Stored data entries
┌────────

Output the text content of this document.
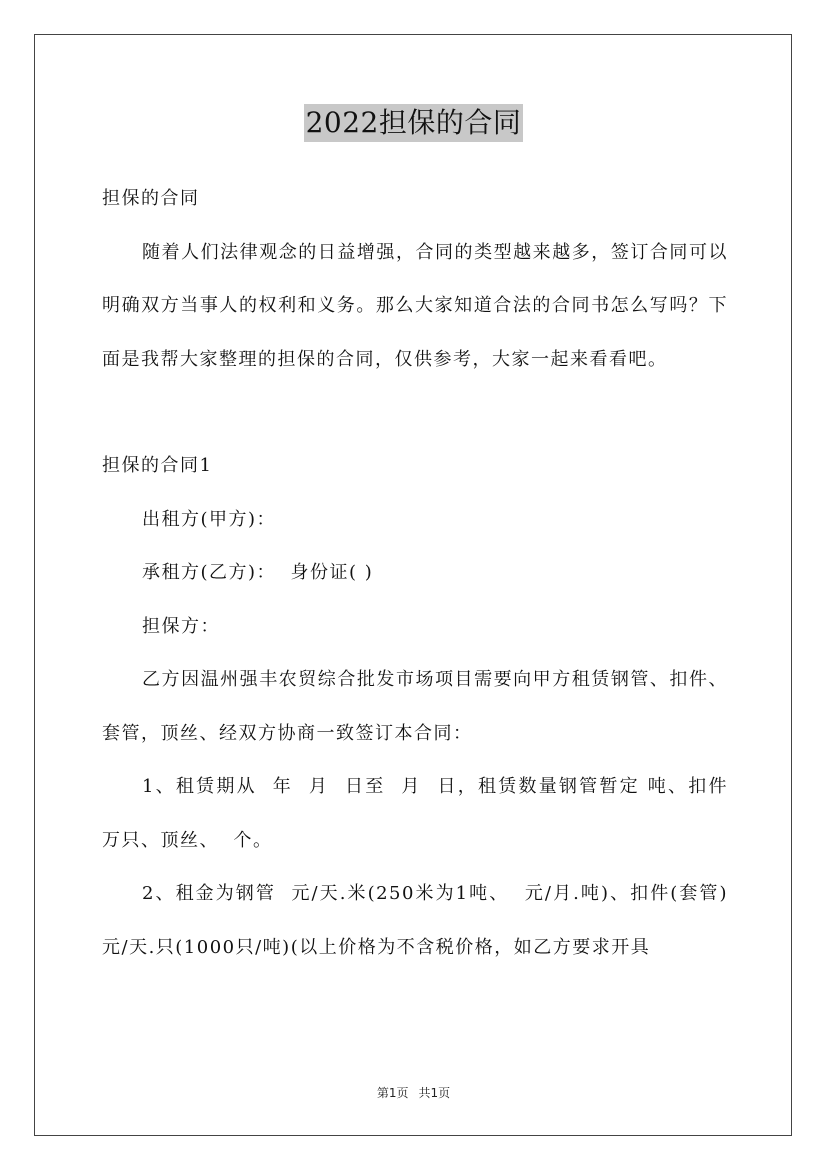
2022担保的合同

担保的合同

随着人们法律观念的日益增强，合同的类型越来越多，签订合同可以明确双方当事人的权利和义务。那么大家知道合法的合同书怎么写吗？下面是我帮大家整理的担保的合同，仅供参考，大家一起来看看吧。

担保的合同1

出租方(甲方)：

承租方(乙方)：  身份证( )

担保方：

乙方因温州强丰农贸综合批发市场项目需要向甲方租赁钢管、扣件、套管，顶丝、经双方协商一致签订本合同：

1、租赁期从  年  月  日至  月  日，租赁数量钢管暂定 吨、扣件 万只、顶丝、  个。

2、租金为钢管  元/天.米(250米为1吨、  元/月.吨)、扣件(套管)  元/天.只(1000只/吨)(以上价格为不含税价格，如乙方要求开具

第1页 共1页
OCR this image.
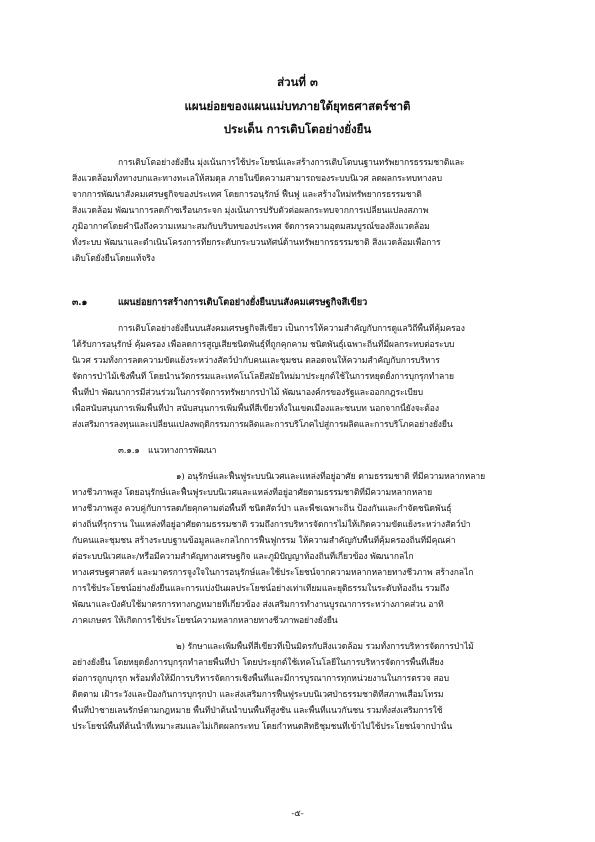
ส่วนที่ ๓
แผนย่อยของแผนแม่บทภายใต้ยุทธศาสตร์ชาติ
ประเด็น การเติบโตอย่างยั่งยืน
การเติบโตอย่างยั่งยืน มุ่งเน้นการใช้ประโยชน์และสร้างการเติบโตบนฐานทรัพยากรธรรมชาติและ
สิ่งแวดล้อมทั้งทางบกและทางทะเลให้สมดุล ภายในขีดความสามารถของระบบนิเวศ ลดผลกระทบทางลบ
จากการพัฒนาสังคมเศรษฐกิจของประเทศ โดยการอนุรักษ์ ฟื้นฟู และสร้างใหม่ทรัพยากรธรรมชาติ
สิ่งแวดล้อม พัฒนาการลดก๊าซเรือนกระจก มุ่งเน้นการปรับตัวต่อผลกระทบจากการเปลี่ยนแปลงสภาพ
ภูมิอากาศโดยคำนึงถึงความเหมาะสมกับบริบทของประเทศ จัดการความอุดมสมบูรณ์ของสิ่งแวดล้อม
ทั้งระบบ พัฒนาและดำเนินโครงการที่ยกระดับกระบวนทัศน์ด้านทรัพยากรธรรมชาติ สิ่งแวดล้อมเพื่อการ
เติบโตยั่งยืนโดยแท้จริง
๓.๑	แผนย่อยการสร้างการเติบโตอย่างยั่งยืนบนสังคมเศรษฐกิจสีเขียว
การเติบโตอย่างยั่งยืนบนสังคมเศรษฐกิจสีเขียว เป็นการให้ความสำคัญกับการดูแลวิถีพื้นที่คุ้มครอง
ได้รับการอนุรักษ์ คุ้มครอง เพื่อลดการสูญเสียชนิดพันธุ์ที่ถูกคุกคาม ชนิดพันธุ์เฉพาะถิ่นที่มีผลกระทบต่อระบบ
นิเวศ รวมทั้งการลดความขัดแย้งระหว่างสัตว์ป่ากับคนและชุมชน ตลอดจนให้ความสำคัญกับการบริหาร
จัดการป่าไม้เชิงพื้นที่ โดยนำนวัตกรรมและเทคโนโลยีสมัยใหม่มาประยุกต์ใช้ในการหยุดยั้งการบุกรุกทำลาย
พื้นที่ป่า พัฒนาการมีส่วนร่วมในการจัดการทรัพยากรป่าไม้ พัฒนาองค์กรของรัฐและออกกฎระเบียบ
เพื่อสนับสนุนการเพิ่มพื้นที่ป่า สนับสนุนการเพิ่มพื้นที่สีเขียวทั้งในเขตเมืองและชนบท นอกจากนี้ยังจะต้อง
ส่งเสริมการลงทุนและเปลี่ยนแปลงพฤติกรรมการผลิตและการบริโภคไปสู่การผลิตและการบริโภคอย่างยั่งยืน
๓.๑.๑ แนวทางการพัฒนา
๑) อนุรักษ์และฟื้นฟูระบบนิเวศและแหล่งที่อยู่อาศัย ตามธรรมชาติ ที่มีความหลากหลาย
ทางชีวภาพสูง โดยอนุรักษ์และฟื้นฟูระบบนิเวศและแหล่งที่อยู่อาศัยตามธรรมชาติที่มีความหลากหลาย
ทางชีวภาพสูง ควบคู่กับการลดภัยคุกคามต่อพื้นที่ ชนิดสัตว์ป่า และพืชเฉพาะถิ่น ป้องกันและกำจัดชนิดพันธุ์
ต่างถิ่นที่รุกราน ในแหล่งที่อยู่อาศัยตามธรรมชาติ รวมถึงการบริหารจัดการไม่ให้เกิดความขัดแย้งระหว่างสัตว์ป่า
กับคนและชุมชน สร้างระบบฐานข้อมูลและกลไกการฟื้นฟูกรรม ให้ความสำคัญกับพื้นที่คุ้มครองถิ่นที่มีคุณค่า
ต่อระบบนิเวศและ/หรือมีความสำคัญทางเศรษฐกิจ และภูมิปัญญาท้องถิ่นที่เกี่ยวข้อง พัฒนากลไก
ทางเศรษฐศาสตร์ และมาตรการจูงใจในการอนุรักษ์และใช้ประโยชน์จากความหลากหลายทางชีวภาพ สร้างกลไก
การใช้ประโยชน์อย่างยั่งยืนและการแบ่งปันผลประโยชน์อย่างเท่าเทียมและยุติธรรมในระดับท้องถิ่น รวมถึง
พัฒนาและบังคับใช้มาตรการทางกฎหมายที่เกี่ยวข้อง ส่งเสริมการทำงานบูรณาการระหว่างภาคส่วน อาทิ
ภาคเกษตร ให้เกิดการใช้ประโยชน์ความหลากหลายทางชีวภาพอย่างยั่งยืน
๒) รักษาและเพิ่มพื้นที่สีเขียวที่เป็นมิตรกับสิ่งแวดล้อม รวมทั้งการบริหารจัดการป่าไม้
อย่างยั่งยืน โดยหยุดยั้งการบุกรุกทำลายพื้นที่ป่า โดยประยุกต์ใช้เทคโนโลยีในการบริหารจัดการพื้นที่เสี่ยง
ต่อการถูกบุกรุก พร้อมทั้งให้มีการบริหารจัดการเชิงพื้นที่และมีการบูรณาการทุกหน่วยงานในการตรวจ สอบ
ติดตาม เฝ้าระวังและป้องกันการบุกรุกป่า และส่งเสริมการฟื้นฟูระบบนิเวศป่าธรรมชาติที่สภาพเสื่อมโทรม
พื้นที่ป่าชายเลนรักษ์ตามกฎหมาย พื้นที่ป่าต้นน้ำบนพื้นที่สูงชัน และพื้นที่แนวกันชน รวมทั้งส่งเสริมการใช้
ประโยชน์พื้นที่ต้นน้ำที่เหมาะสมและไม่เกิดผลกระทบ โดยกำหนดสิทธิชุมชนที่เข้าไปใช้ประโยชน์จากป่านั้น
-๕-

└────────

Copy out all the data without changing anything, and drop the pictures.

Output the text content of this document.
2022担保的合同

担保的合同

随着人们法律观念的日益增强，合同的类型越来越多，签订合同可以明确双方当事人的权利和义务。那么大家知道合法的合同书怎么写吗？下面是我帮大家整理的担保的合同，仅供参考，大家一起来看看吧。

担保的合同1

出租方(甲方)：

承租方(乙方)：  身份证( )

担保方：

乙方因温州强丰农贸综合批发市场项目需要向甲方租赁钢管、扣件、套管，顶丝、经双方协商一致签订本合同：

1、租赁期从  年  月  日至  月  日，租赁数量钢管暂定 吨、扣件 万只、顶丝、  个。

2、租金为钢管  元/天.米(250米为1吨、  元/月.吨)、扣件(套管)  元/天.只(1000只/吨)(以上价格为不含税价格，如乙方要求开具

第1页 共1页
OCR this image.
ส่วนที่ ๓
แผนย่อยของแผนแม่บทภายใต้ยุทธศาสตร์ชาติ
ประเด็น การเติบโตอย่างยั่งยืน
การเติบโตอย่างยั่งยืน มุ่งเน้นการใช้ประโยชน์และสร้างการเติบโตบนฐานทรัพยากรธรรมชาติและ
สิ่งแวดล้อมทั้งทางบกและทางทะเลให้สมดุล ภายในขีดความสามารถของระบบนิเวศ ลดผลกระทบทางลบ
จากการพัฒนาสังคมเศรษฐกิจของประเทศ โดยการอนุรักษ์ ฟื้นฟู และสร้างใหม่ทรัพยากรธรรมชาติ
สิ่งแวดล้อม พัฒนาการลดก๊าซเรือนกระจก มุ่งเน้นการปรับตัวต่อผลกระทบจากการเปลี่ยนแปลงสภาพ
ภูมิอากาศโดยคำนึงถึงความเหมาะสมกับบริบทของประเทศ จัดการความอุดมสมบูรณ์ของสิ่งแวดล้อม
ทั้งระบบ พัฒนาและดำเนินโครงการที่ยกระดับกระบวนทัศน์ด้านทรัพยากรธรรมชาติ สิ่งแวดล้อมเพื่อการ
เติบโตยั่งยืนโดยแท้จริง
๓.๑	แผนย่อยการสร้างการเติบโตอย่างยั่งยืนบนสังคมเศรษฐกิจสีเขียว
การเติบโตอย่างยั่งยืนบนสังคมเศรษฐกิจสีเขียว เป็นการให้ความสำคัญกับการดูแลวิถีพื้นที่คุ้มครอง
ได้รับการอนุรักษ์ คุ้มครอง เพื่อลดการสูญเสียชนิดพันธุ์ที่ถูกคุกคาม ชนิดพันธุ์เฉพาะถิ่นที่มีผลกระทบต่อระบบ
นิเวศ รวมทั้งการลดความขัดแย้งระหว่างสัตว์ป่ากับคนและชุมชน ตลอดจนให้ความสำคัญกับการบริหาร
จัดการป่าไม้เชิงพื้นที่ โดยนำนวัตกรรมและเทคโนโลยีสมัยใหม่มาประยุกต์ใช้ในการหยุดยั้งการบุกรุกทำลาย
พื้นที่ป่า พัฒนาการมีส่วนร่วมในการจัดการทรัพยากรป่าไม้ พัฒนาองค์กรของรัฐและออกกฎระเบียบ
เพื่อสนับสนุนการเพิ่มพื้นที่ป่า สนับสนุนการเพิ่มพื้นที่สีเขียวทั้งในเขตเมืองและชนบท นอกจากนี้ยังจะต้อง
ส่งเสริมการลงทุนและเปลี่ยนแปลงพฤติกรรมการผลิตและการบริโภคไปสู่การผลิตและการบริโภคอย่างยั่งยืน
๓.๑.๑ แนวทางการพัฒนา
๑) อนุรักษ์และฟื้นฟูระบบนิเวศและแหล่งที่อยู่อาศัย ตามธรรมชาติ ที่มีความหลากหลาย
ทางชีวภาพสูง โดยอนุรักษ์และฟื้นฟูระบบนิเวศและแหล่งที่อยู่อาศัยตามธรรมชาติที่มีความหลากหลาย
ทางชีวภาพสูง ควบคู่กับการลดภัยคุกคามต่อพื้นที่ ชนิดสัตว์ป่า และพืชเฉพาะถิ่น ป้องกันและกำจัดชนิดพันธุ์
ต่างถิ่นที่รุกราน ในแหล่งที่อยู่อาศัยตามธรรมชาติ รวมถึงการบริหารจัดการไม่ให้เกิดความขัดแย้งระหว่างสัตว์ป่า
กับคนและชุมชน สร้างระบบฐานข้อมูลและกลไกการฟื้นฟูกรรม ให้ความสำคัญกับพื้นที่คุ้มครองถิ่นที่มีคุณค่า
ต่อระบบนิเวศและ/หรือมีความสำคัญทางเศรษฐกิจ และภูมิปัญญาท้องถิ่นที่เกี่ยวข้อง พัฒนากลไก
ทางเศรษฐศาสตร์ และมาตรการจูงใจในการอนุรักษ์และใช้ประโยชน์จากความหลากหลายทางชีวภาพ สร้างกลไก
การใช้ประโยชน์อย่างยั่งยืนและการแบ่งปันผลประโยชน์อย่างเท่าเทียมและยุติธรรมในระดับท้องถิ่น รวมถึง
พัฒนาและบังคับใช้มาตรการทางกฎหมายที่เกี่ยวข้อง ส่งเสริมการทำงานบูรณาการระหว่างภาคส่วน อาทิ
ภาคเกษตร ให้เกิดการใช้ประโยชน์ความหลากหลายทางชีวภาพอย่างยั่งยืน
๒) รักษาและเพิ่มพื้นที่สีเขียวที่เป็นมิตรกับสิ่งแวดล้อม รวมทั้งการบริหารจัดการป่าไม้
อย่างยั่งยืน โดยหยุดยั้งการบุกรุกทำลายพื้นที่ป่า โดยประยุกต์ใช้เทคโนโลยีในการบริหารจัดการพื้นที่เสี่ยง
ต่อการถูกบุกรุก พร้อมทั้งให้มีการบริหารจัดการเชิงพื้นที่และมีการบูรณาการทุกหน่วยงานในการตรวจ สอบ
ติดตาม เฝ้าระวังและป้องกันการบุกรุกป่า และส่งเสริมการฟื้นฟูระบบนิเวศป่าธรรมชาติที่สภาพเสื่อมโทรม
พื้นที่ป่าชายเลนรักษ์ตามกฎหมาย พื้นที่ป่าต้นน้ำบนพื้นที่สูงชัน และพื้นที่แนวกันชน รวมทั้งส่งเสริมการใช้
ประโยชน์พื้นที่ต้นน้ำที่เหมาะสมและไม่เกิดผลกระทบ โดยกำหนดสิทธิชุมชนที่เข้าไปใช้ประโยชน์จากป่านั้น
-๕-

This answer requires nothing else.